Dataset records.
++++++
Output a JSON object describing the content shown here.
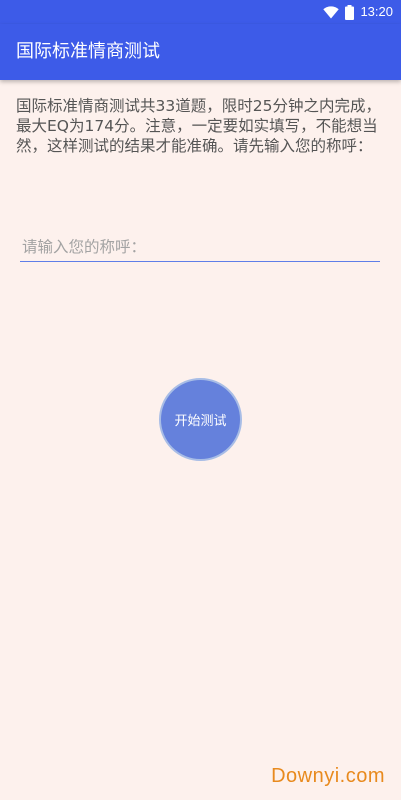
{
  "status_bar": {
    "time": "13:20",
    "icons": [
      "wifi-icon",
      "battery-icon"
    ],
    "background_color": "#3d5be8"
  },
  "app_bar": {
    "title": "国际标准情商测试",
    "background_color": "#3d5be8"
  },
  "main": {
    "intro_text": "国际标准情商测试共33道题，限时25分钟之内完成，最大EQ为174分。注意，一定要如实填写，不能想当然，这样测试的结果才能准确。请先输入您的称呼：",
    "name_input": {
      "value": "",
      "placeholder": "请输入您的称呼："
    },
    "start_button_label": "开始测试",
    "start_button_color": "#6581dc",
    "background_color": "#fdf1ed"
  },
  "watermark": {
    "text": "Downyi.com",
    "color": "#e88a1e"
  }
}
++++++
Written request. In the copy, include no pictures; restate the listing above exactly.

Solution below.
Output a JSON object describing the content shown here.
{
  "status_bar": {
    "time": "13:20",
    "icons": [
      "wifi-icon",
      "battery-icon"
    ],
    "background_color": "#3d5be8"
  },
  "app_bar": {
    "title": "国际标准情商测试",
    "background_color": "#3d5be8"
  },
  "main": {
    "intro_text": "国际标准情商测试共33道题，限时25分钟之内完成，最大EQ为174分。注意，一定要如实填写，不能想当然，这样测试的结果才能准确。请先输入您的称呼：",
    "name_input": {
      "value": "",
      "placeholder": "请输入您的称呼："
    },
    "start_button_label": "开始测试",
    "start_button_color": "#6581dc",
    "background_color": "#fdf1ed"
  },
  "watermark": {
    "text": "Downyi.com",
    "color": "#e88a1e"
  }
}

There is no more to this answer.